• [Problem statement]:
Drop the pictures, then extract the listing word for word.

• [Data to process]:
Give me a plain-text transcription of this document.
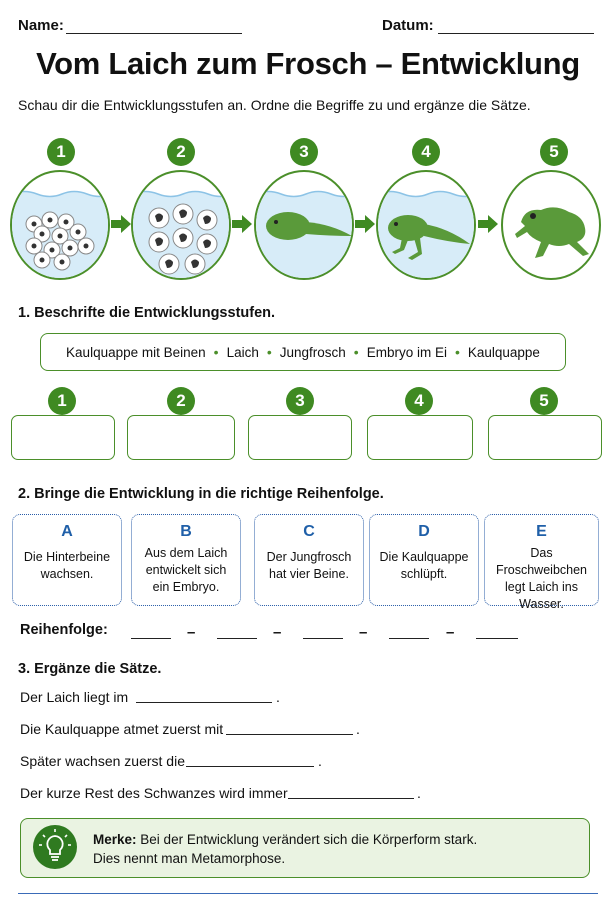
Name:	Datum:
Vom Laich zum Frosch – Entwicklung
Schau dir die Entwicklungsstufen an. Ordne die Begriffe zu und ergänze die Sätze.
1	2	3	4	5
1. Beschrifte die Entwicklungsstufen.
Kaulquappe mit Beinen • Laich • Jungfrosch • Embryo im Ei • Kaulquappe
1	2	3	4	5
2. Bringe die Entwicklung in die richtige Reihenfolge.
A
Die Hinterbeine wachsen.
B
Aus dem Laich entwickelt sich ein Embryo.
C
Der Jungfrosch hat vier Beine.
D
Die Kaulquappe schlüpft.
E
Das Froschweibchen legt Laich ins Wasser.
Reihenfolge:	–	–	–	–
3. Ergänze die Sätze.
Der Laich liegt im	.
Die Kaulquappe atmet zuerst mit	.
Später wachsen zuerst die	.
Der kurze Rest des Schwanzes wird immer	.
Merke: Bei der Entwicklung verändert sich die Körperform stark.
Dies nennt man Metamorphose.
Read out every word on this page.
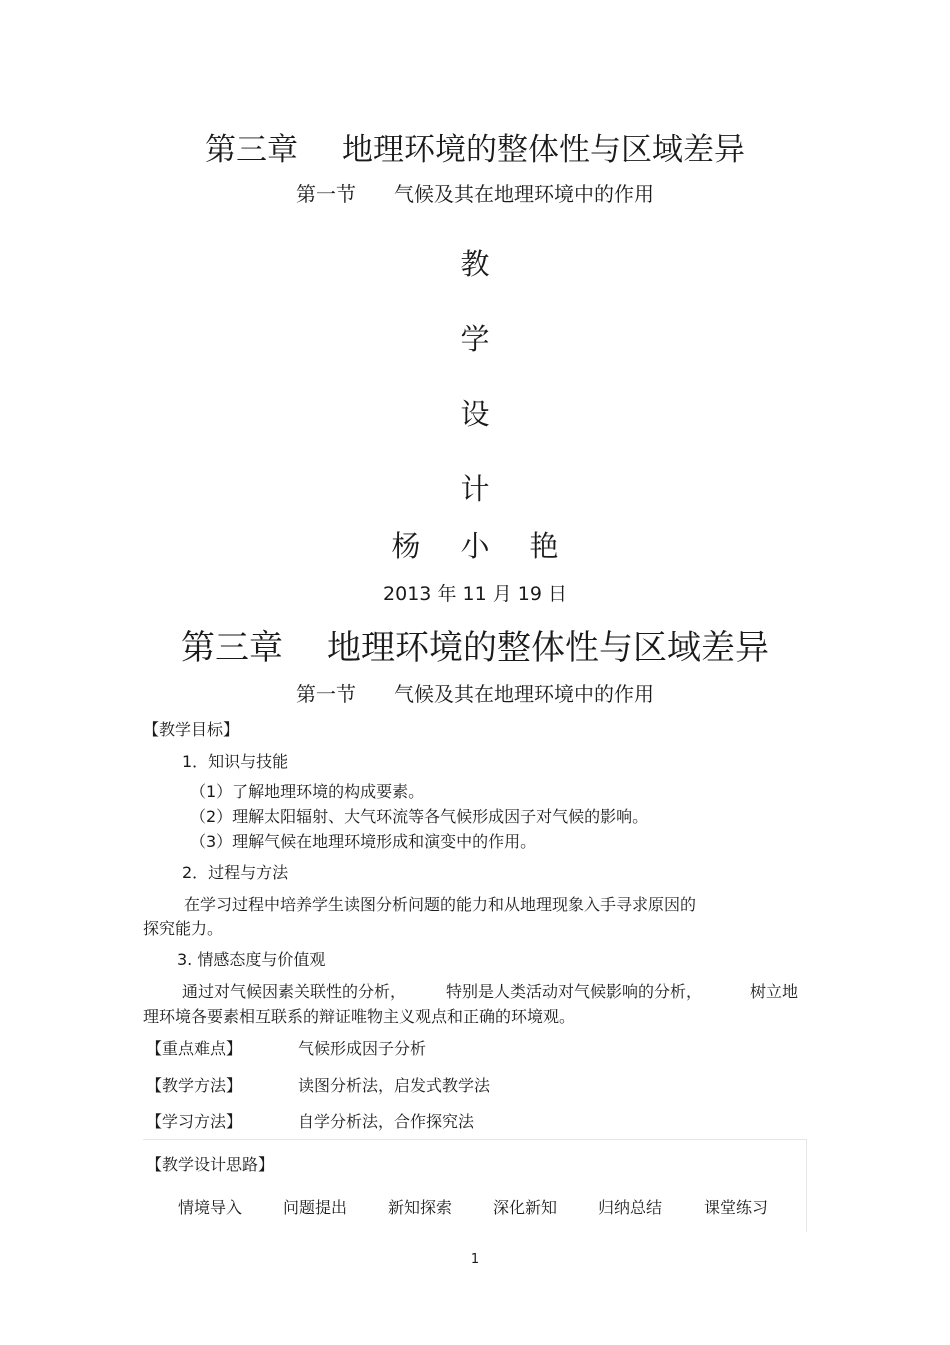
第三章 地理环境的整体性与区域差异
第一节 气候及其在地理环境中的作用
教
学
设
计
杨 小 艳
2013 年 11 月 19 日
第三章 地理环境的整体性与区域差异
第一节 气候及其在地理环境中的作用
【教学目标】
1．知识与技能
（1）了解地理环境的构成要素。
（2）理解太阳辐射、大气环流等各气候形成因子对气候的影响。
（3）理解气候在地理环境形成和演变中的作用。
2．过程与方法
在学习过程中培养学生读图分析问题的能力和从地理现象入手寻求原因的
探究能力。
3. 情感态度与价值观
通过对气候因素关联性的分析， 特别是人类活动对气候影响的分析，	树立地
理环境各要素相互联系的辩证唯物主义观点和正确的环境观。
【重点难点】	气候形成因子分析
【教学方法】	读图分析法，启发式教学法
【学习方法】	自学分析法，合作探究法
【教学设计思路】
情境导入	问题提出	新知探索	深化新知	归纳总结	课堂练习
1
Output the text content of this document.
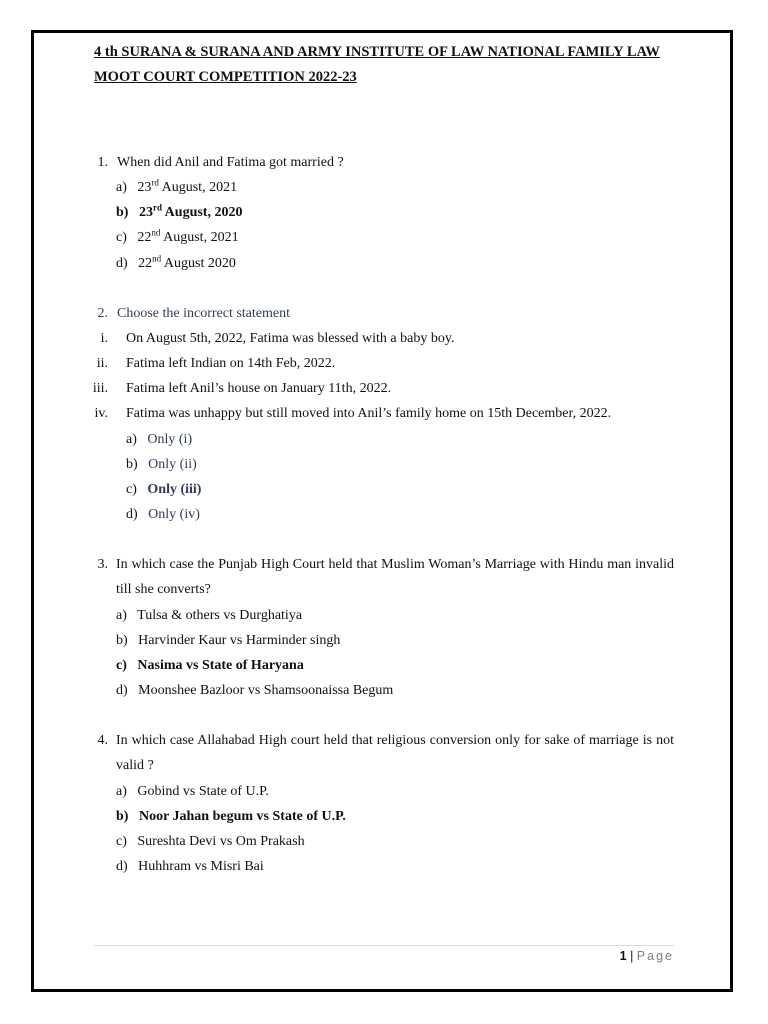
4 th SURANA & SURANA AND ARMY INSTITUTE OF LAW NATIONAL FAMILY LAW MOOT COURT COMPETITION 2022-23
1. When did Anil and Fatima got married ?
a) 23rd August, 2021
b) 23rd August, 2020
c) 22nd August, 2021
d) 22nd August 2020
2. Choose the incorrect statement
i. On August 5th, 2022, Fatima was blessed with a baby boy.
ii. Fatima left Indian on 14th Feb, 2022.
iii. Fatima left Anil’s house on January 11th, 2022.
iv. Fatima was unhappy but still moved into Anil’s family home on 15th December, 2022.
a) Only (i)
b) Only (ii)
c) Only (iii)
d) Only (iv)
3. In which case the Punjab High Court held that Muslim Woman’s Marriage with Hindu man invalid till she converts?
a) Tulsa & others vs Durghatiya
b) Harvinder Kaur vs Harminder singh
c) Nasima vs State of Haryana
d) Moonshee Bazloor vs Shamsoonaissa Begum
4. In which case Allahabad High court held that religious conversion only for sake of marriage is not valid ?
a) Gobind vs State of U.P.
b) Noor Jahan begum vs State of U.P.
c) Sureshta Devi vs Om Prakash
d) Huhhram vs Misri Bai
1 | Page
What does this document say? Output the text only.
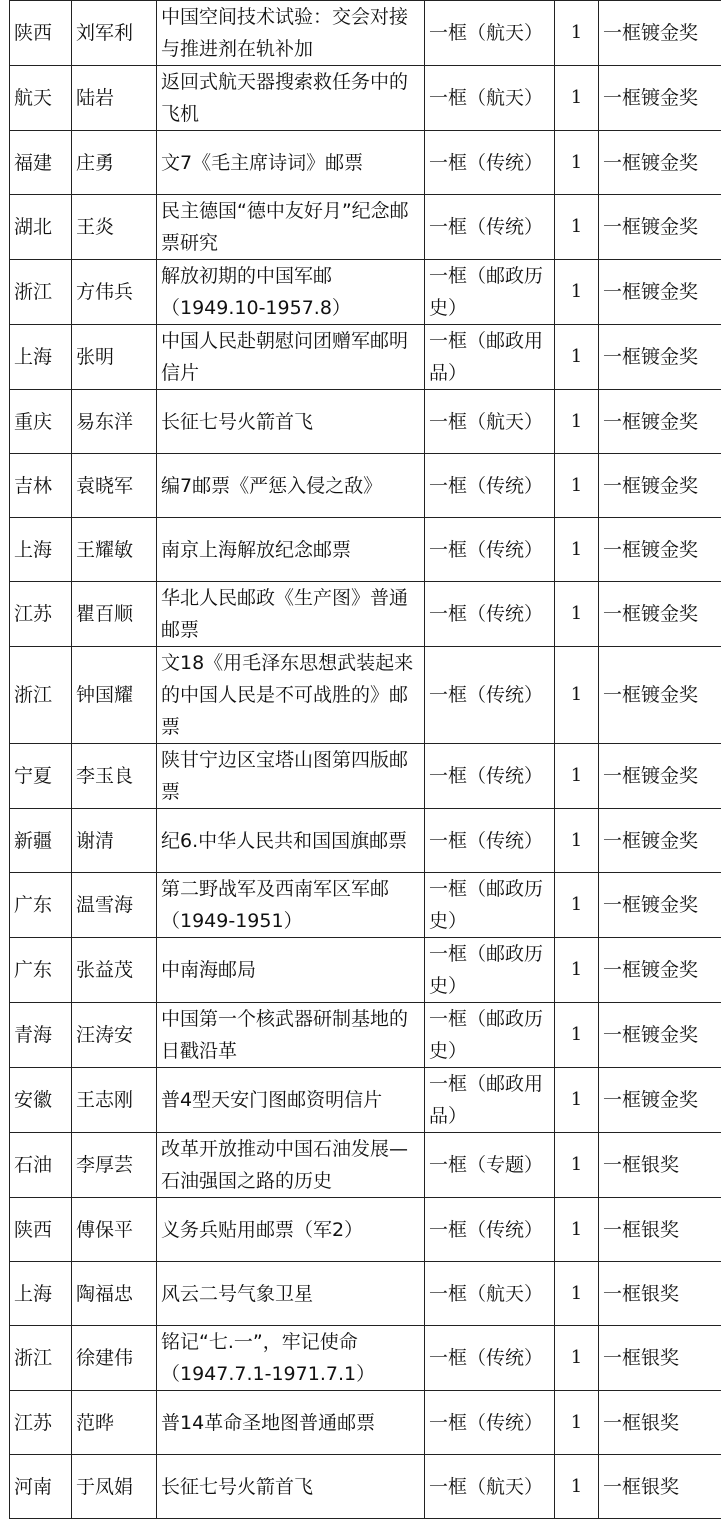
陕西	刘军利	中国空间技术试验：交会对接与推进剂在轨补加	一框（航天）	1	一框镀金奖
航天	陆岩	返回式航天器搜索救任务中的飞机	一框（航天）	1	一框镀金奖
福建	庄勇	文7《毛主席诗词》邮票	一框（传统）	1	一框镀金奖
湖北	王炎	民主德国“德中友好月”纪念邮票研究	一框（传统）	1	一框镀金奖
浙江	方伟兵	解放初期的中国军邮（1949.10-1957.8）	一框（邮政历史）	1	一框镀金奖
上海	张明	中国人民赴朝慰问团赠军邮明信片	一框（邮政用品）	1	一框镀金奖
重庆	易东洋	长征七号火箭首飞	一框（航天）	1	一框镀金奖
吉林	袁晓军	编7邮票《严惩入侵之敌》	一框（传统）	1	一框镀金奖
上海	王耀敏	南京上海解放纪念邮票	一框（传统）	1	一框镀金奖
江苏	瞿百顺	华北人民邮政《生产图》普通邮票	一框（传统）	1	一框镀金奖
浙江	钟国耀	文18《用毛泽东思想武装起来的中国人民是不可战胜的》邮票	一框（传统）	1	一框镀金奖
宁夏	李玉良	陕甘宁边区宝塔山图第四版邮票	一框（传统）	1	一框镀金奖
新疆	谢清	纪6.中华人民共和国国旗邮票	一框（传统）	1	一框镀金奖
广东	温雪海	第二野战军及西南军区军邮（1949-1951）	一框（邮政历史）	1	一框镀金奖
广东	张益茂	中南海邮局	一框（邮政历史）	1	一框镀金奖
青海	汪涛安	中国第一个核武器研制基地的日戳沿革	一框（邮政历史）	1	一框镀金奖
安徽	王志刚	普4型天安门图邮资明信片	一框（邮政用品）	1	一框镀金奖
石油	李厚芸	改革开放推动中国石油发展—石油强国之路的历史	一框（专题）	1	一框银奖
陕西	傅保平	义务兵贴用邮票（军2）	一框（传统）	1	一框银奖
上海	陶福忠	风云二号气象卫星	一框（航天）	1	一框银奖
浙江	徐建伟	铭记“七.一”，牢记使命（1947.7.1-1971.7.1）	一框（传统）	1	一框银奖
江苏	范晔	普14革命圣地图普通邮票	一框（传统）	1	一框银奖
河南	于凤娟	长征七号火箭首飞	一框（航天）	1	一框银奖
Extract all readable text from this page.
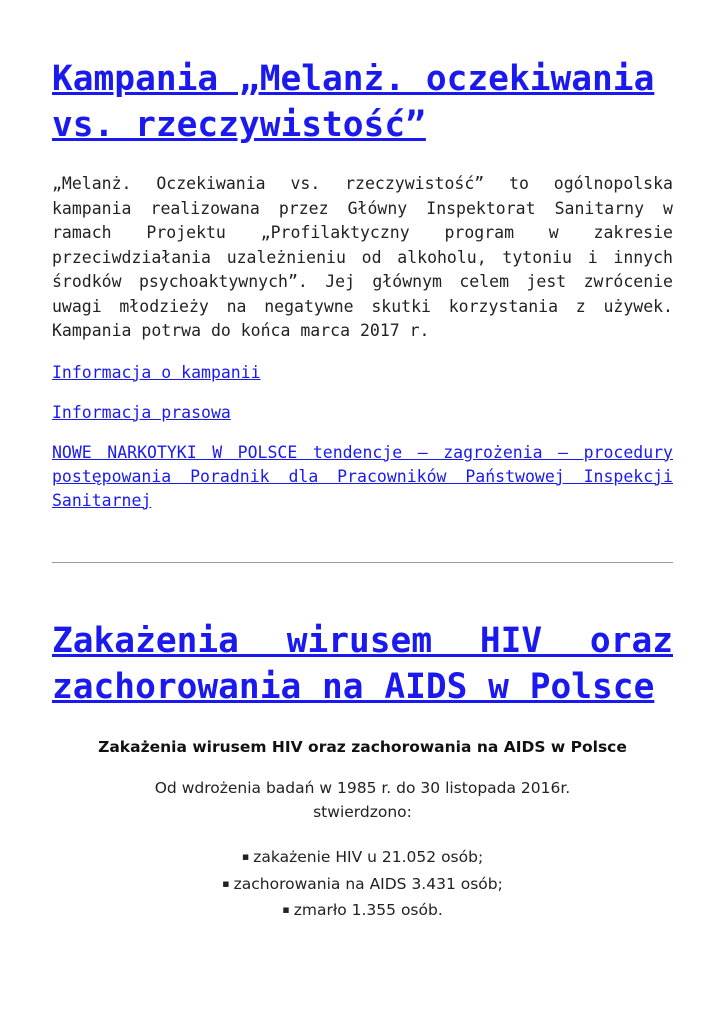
Kampania „Melanż. oczekiwania vs. rzeczywistość”

„Melanż. Oczekiwania vs. rzeczywistość” to ogólnopolska kampania realizowana przez Główny Inspektorat Sanitarny w ramach Projektu „Profilaktyczny program w zakresie przeciwdziałania uzależnieniu od alkoholu, tytoniu i innych środków psychoaktywnych”. Jej głównym celem jest zwrócenie uwagi młodzieży na negatywne skutki korzystania z używek. Kampania potrwa do końca marca 2017 r.

Informacja o kampanii

Informacja prasowa

NOWE NARKOTYKI W POLSCE tendencje – zagrożenia – procedury postępowania Poradnik dla Pracowników Państwowej Inspekcji Sanitarnej

Zakażenia wirusem HIV oraz
zachorowania na AIDS w Polsce

Zakażenia wirusem HIV oraz zachorowania na AIDS w Polsce

Od wdrożenia badań w 1985 r. do 30 listopada 2016r.
stwierdzono:

▪ zakażenie HIV u 21.052 osób;
▪ zachorowania na AIDS 3.431 osób;
▪ zmarło 1.355 osób.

• [Answer for this exercise]:
Give me a plain-text transcription of this document.
Name:	Datum:
Vom Laich zum Frosch – Entwicklung
Schau dir die Entwicklungsstufen an. Ordne die Begriffe zu und ergänze die Sätze.
1	2	3	4	5
1. Beschrifte die Entwicklungsstufen.
Kaulquappe mit Beinen • Laich • Jungfrosch • Embryo im Ei • Kaulquappe
1	2	3	4	5
2. Bringe die Entwicklung in die richtige Reihenfolge.
A
Die Hinterbeine wachsen.
B
Aus dem Laich entwickelt sich ein Embryo.
C
Der Jungfrosch hat vier Beine.
D
Die Kaulquappe schlüpft.
E
Das Froschweibchen legt Laich ins Wasser.
Reihenfolge:	–	–	–	–
3. Ergänze die Sätze.
Der Laich liegt im	.
Die Kaulquappe atmet zuerst mit	.
Später wachsen zuerst die	.
Der kurze Rest des Schwanzes wird immer	.
Merke: Bei der Entwicklung verändert sich die Körperform stark.
Dies nennt man Metamorphose.
Read out every word on this page.
第三章 地理环境的整体性与区域差异
第一节 气候及其在地理环境中的作用
教
学
设
计
杨 小 艳
2013 年 11 月 19 日
第三章 地理环境的整体性与区域差异
第一节 气候及其在地理环境中的作用
【教学目标】
1．知识与技能
（1）了解地理环境的构成要素。
（2）理解太阳辐射、大气环流等各气候形成因子对气候的影响。
（3）理解气候在地理环境形成和演变中的作用。
2．过程与方法
在学习过程中培养学生读图分析问题的能力和从地理现象入手寻求原因的
探究能力。
3. 情感态度与价值观
通过对气候因素关联性的分析， 特别是人类活动对气候影响的分析，	树立地
理环境各要素相互联系的辩证唯物主义观点和正确的环境观。
【重点难点】	气候形成因子分析
【教学方法】	读图分析法，启发式教学法
【学习方法】	自学分析法，合作探究法
【教学设计思路】
情境导入	问题提出	新知探索	深化新知	归纳总结	课堂练习
1
Output the text content of this document.
4 th SURANA & SURANA AND ARMY INSTITUTE OF LAW NATIONAL FAMILY LAW MOOT COURT COMPETITION 2022-23
1. When did Anil and Fatima got married ?
a) 23rd August, 2021
b) 23rd August, 2020
c) 22nd August, 2021
d) 22nd August 2020
2. Choose the incorrect statement
i. On August 5th, 2022, Fatima was blessed with a baby boy.
ii. Fatima left Indian on 14th Feb, 2022.
iii. Fatima left Anil’s house on January 11th, 2022.
iv. Fatima was unhappy but still moved into Anil’s family home on 15th December, 2022.
a) Only (i)
b) Only (ii)
c) Only (iii)
d) Only (iv)
3. In which case the Punjab High Court held that Muslim Woman’s Marriage with Hindu man invalid till she converts?
a) Tulsa & others vs Durghatiya
b) Harvinder Kaur vs Harminder singh
c) Nasima vs State of Haryana
d) Moonshee Bazloor vs Shamsoonaissa Begum
4. In which case Allahabad High court held that religious conversion only for sake of marriage is not valid ?
a) Gobind vs State of U.P.
b) Noor Jahan begum vs State of U.P.
c) Sureshta Devi vs Om Prakash
d) Huhhram vs Misri Bai
1 | Page
What does this document say? Output the text only.
陕西	刘军利	中国空间技术试验：交会对接与推进剂在轨补加	一框（航天）	1	一框镀金奖
航天	陆岩	返回式航天器搜索救任务中的飞机	一框（航天）	1	一框镀金奖
福建	庄勇	文7《毛主席诗词》邮票	一框（传统）	1	一框镀金奖
湖北	王炎	民主德国“德中友好月”纪念邮票研究	一框（传统）	1	一框镀金奖
浙江	方伟兵	解放初期的中国军邮（1949.10-1957.8）	一框（邮政历史）	1	一框镀金奖
上海	张明	中国人民赴朝慰问团赠军邮明信片	一框（邮政用品）	1	一框镀金奖
重庆	易东洋	长征七号火箭首飞	一框（航天）	1	一框镀金奖
吉林	袁晓军	编7邮票《严惩入侵之敌》	一框（传统）	1	一框镀金奖
上海	王耀敏	南京上海解放纪念邮票	一框（传统）	1	一框镀金奖
江苏	瞿百顺	华北人民邮政《生产图》普通邮票	一框（传统）	1	一框镀金奖
浙江	钟国耀	文18《用毛泽东思想武装起来的中国人民是不可战胜的》邮票	一框（传统）	1	一框镀金奖
宁夏	李玉良	陕甘宁边区宝塔山图第四版邮票	一框（传统）	1	一框镀金奖
新疆	谢清	纪6.中华人民共和国国旗邮票	一框（传统）	1	一框镀金奖
广东	温雪海	第二野战军及西南军区军邮（1949-1951）	一框（邮政历史）	1	一框镀金奖
广东	张益茂	中南海邮局	一框（邮政历史）	1	一框镀金奖
青海	汪涛安	中国第一个核武器研制基地的日戳沿革	一框（邮政历史）	1	一框镀金奖
安徽	王志刚	普4型天安门图邮资明信片	一框（邮政用品）	1	一框镀金奖
石油	李厚芸	改革开放推动中国石油发展—石油强国之路的历史	一框（专题）	1	一框银奖
陕西	傅保平	义务兵贴用邮票（军2）	一框（传统）	1	一框银奖
上海	陶福忠	风云二号气象卫星	一框（航天）	1	一框银奖
浙江	徐建伟	铭记“七.一”，牢记使命（1947.7.1-1971.7.1）	一框（传统）	1	一框银奖
江苏	范晔	普14革命圣地图普通邮票	一框（传统）	1	一框银奖
河南	于凤娟	长征七号火箭首飞	一框（航天）	1	一框银奖
Extract all readable text from this page.
Kampania „Melanż. oczekiwania vs. rzeczywistość”

„Melanż. Oczekiwania vs. rzeczywistość” to ogólnopolska kampania realizowana przez Główny Inspektorat Sanitarny w ramach Projektu „Profilaktyczny program w zakresie przeciwdziałania uzależnieniu od alkoholu, tytoniu i innych środków psychoaktywnych”. Jej głównym celem jest zwrócenie uwagi młodzieży na negatywne skutki korzystania z używek. Kampania potrwa do końca marca 2017 r.

Informacja o kampanii

Informacja prasowa

NOWE NARKOTYKI W POLSCE tendencje – zagrożenia – procedury postępowania Poradnik dla Pracowników Państwowej Inspekcji Sanitarnej

Zakażenia wirusem HIV oraz
zachorowania na AIDS w Polsce

Zakażenia wirusem HIV oraz zachorowania na AIDS w Polsce

Od wdrożenia badań w 1985 r. do 30 listopada 2016r.
stwierdzono:

▪ zakażenie HIV u 21.052 osób;
▪ zachorowania na AIDS 3.431 osób;
▪ zmarło 1.355 osób.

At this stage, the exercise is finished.